§ Records provided
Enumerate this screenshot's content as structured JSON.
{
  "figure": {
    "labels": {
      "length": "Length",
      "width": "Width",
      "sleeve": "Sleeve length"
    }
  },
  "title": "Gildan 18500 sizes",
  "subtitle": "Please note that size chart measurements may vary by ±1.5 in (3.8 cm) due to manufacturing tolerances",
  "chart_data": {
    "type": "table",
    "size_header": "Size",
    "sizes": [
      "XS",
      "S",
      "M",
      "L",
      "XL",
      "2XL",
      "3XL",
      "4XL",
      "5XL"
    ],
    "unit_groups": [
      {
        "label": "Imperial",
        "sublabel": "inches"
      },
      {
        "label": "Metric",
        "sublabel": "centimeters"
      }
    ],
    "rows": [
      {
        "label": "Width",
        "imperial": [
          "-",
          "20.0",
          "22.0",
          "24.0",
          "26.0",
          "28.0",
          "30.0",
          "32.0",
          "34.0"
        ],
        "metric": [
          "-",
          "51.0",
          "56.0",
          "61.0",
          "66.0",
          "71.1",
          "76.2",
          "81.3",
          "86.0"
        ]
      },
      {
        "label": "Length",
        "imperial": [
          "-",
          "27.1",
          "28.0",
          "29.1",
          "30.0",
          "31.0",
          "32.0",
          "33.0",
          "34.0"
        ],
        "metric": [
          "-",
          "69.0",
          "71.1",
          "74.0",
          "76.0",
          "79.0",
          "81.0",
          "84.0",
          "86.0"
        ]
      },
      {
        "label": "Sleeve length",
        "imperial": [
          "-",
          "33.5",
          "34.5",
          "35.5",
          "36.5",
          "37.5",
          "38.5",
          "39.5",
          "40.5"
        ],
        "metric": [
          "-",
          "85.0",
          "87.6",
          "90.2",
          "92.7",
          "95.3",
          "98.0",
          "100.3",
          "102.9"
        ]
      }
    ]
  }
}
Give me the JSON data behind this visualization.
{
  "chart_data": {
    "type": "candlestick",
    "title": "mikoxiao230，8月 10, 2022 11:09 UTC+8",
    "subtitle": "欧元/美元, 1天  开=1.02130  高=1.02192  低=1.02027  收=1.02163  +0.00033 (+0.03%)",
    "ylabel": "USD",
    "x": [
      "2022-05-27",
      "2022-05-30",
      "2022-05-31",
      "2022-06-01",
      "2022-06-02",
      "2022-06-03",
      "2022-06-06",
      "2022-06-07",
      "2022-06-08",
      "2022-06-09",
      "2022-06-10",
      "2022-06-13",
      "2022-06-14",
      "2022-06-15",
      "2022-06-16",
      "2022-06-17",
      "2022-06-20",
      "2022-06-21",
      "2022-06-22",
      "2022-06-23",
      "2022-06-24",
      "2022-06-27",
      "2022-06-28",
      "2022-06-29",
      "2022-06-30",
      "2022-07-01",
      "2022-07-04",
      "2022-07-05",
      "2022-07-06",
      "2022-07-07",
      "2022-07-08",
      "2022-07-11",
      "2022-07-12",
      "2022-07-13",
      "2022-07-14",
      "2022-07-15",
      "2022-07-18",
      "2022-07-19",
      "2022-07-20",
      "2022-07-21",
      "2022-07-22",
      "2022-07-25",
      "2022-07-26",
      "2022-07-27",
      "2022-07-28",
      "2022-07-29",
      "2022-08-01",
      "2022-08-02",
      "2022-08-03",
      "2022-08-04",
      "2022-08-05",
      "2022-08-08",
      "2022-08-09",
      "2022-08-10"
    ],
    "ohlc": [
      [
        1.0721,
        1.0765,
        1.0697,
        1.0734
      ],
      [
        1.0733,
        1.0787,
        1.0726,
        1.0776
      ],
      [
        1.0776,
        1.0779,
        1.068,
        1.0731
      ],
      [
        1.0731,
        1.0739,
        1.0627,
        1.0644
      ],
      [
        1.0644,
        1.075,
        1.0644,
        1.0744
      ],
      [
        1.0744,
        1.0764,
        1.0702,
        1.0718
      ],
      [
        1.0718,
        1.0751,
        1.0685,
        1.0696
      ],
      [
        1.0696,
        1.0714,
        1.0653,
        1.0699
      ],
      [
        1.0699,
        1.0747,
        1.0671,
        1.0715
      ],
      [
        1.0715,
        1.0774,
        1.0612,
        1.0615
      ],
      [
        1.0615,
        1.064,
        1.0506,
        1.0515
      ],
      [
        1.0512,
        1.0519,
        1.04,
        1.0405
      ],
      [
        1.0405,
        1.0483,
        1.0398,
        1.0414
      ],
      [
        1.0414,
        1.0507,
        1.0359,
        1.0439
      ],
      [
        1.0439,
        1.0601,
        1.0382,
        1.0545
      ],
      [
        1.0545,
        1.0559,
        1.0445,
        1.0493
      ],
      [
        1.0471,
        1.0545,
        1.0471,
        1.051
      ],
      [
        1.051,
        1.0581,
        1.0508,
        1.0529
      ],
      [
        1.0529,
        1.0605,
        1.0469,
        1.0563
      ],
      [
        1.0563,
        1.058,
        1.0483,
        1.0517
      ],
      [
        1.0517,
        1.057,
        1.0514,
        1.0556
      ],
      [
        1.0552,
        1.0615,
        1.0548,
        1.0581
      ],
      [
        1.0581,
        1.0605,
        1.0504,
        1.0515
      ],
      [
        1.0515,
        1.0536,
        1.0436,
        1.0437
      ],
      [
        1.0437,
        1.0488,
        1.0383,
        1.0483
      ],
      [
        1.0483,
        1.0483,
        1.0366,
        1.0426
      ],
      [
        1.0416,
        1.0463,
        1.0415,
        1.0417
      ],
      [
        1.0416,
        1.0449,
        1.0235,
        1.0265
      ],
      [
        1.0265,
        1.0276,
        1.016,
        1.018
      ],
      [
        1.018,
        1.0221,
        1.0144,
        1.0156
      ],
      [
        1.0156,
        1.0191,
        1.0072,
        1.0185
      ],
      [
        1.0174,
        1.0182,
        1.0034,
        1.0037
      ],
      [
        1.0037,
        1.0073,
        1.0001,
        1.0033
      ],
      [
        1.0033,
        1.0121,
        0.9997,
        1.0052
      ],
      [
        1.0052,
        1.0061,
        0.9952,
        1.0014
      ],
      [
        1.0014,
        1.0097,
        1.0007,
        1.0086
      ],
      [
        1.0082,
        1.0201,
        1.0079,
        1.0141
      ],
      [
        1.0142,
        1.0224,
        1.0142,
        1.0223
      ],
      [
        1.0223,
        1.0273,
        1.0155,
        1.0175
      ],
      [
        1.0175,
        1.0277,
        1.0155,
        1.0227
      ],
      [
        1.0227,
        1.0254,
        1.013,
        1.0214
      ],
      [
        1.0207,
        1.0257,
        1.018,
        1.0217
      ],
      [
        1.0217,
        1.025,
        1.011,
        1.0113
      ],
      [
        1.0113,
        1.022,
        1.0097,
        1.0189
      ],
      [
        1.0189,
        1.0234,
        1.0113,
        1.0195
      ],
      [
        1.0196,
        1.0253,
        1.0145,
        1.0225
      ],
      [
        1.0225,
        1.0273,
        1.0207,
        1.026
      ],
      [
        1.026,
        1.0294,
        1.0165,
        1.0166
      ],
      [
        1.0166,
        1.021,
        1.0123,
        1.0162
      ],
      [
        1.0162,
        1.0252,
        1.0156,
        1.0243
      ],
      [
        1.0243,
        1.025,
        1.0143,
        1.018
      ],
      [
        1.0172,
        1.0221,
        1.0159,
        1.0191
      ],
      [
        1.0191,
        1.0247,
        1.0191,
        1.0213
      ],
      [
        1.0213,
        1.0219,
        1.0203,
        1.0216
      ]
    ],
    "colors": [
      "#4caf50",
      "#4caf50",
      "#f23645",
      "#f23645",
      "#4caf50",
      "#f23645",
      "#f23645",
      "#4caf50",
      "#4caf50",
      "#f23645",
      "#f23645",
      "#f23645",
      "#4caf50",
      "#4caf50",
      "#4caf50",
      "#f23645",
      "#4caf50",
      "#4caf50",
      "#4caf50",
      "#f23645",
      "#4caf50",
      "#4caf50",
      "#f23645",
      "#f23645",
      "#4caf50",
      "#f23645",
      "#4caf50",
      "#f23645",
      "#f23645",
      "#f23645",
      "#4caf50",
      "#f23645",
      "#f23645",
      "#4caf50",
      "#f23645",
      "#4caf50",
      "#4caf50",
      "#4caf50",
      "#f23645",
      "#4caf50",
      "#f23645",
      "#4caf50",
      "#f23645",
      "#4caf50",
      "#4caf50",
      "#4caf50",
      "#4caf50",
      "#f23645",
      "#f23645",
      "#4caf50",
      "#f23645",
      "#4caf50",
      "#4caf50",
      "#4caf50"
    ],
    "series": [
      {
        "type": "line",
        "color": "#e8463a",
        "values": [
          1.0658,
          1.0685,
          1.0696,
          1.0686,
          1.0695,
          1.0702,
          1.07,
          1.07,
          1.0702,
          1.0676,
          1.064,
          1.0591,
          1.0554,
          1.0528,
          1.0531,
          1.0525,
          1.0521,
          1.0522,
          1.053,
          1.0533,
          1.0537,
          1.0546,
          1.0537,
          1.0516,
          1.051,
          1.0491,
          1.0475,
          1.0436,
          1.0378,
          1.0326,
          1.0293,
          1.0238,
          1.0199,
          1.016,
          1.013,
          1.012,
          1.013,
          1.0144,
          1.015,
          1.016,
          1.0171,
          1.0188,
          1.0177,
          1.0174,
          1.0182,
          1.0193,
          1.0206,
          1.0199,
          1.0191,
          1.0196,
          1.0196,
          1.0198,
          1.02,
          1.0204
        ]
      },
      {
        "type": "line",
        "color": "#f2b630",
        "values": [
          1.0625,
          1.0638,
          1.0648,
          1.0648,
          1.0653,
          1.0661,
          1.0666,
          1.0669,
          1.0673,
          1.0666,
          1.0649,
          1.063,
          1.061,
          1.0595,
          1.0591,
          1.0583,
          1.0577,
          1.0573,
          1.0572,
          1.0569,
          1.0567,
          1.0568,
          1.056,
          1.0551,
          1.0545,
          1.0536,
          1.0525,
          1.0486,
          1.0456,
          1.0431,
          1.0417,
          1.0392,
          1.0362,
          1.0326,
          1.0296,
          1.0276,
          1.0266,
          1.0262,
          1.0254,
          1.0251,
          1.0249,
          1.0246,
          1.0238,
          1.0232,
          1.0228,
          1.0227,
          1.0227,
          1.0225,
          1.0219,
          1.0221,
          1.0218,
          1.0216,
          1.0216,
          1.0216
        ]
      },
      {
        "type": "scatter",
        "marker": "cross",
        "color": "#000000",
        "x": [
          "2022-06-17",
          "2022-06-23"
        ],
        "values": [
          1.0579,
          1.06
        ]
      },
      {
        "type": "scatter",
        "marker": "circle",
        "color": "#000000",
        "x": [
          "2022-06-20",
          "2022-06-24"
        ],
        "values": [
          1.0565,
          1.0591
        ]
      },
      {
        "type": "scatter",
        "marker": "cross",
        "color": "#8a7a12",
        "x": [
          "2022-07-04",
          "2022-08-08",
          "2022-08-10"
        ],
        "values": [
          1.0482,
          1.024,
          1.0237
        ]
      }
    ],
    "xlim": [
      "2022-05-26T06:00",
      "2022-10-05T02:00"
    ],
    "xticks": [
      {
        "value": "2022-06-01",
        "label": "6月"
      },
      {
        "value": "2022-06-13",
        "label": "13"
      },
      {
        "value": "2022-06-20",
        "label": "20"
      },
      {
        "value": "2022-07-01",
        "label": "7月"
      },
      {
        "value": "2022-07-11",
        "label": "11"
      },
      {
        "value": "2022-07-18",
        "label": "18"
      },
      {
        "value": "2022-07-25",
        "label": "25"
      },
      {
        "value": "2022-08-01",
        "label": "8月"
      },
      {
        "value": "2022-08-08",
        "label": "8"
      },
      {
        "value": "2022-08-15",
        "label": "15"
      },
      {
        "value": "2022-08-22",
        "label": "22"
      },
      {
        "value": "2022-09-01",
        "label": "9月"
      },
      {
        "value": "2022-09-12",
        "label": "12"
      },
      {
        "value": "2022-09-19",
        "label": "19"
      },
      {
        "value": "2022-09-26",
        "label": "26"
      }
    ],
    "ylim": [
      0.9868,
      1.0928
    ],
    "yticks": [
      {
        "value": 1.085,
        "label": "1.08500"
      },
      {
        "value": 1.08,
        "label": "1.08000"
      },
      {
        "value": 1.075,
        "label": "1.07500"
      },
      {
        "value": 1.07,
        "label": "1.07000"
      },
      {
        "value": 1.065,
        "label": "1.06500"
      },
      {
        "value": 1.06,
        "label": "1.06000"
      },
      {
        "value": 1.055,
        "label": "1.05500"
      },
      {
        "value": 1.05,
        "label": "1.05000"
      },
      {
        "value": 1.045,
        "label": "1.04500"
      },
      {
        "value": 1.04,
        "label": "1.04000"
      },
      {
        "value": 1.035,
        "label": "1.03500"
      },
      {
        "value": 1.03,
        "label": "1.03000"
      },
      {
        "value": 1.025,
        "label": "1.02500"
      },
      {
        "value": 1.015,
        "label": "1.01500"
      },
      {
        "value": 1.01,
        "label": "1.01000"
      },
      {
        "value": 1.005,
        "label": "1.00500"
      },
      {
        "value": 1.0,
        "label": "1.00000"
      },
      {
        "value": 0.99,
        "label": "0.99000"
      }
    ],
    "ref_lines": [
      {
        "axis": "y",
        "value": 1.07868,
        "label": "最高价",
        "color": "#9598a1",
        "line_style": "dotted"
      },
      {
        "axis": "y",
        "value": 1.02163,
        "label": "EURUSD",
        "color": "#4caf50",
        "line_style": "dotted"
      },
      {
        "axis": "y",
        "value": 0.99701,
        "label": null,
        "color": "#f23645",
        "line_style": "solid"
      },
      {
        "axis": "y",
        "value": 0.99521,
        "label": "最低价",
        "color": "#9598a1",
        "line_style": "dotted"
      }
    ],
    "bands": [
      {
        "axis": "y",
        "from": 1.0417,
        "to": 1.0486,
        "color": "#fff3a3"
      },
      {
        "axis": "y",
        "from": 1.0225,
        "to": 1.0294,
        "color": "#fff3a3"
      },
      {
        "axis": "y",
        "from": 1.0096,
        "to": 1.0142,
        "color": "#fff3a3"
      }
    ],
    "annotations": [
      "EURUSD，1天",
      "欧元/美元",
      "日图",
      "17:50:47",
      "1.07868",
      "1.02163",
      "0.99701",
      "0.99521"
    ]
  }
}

§ Exercise details
Wherever "JSON" shows up in a line, copy that line.

§ Response
Enumerate this screenshot's content as structured JSON.
Give me the JSON data behind this visualization.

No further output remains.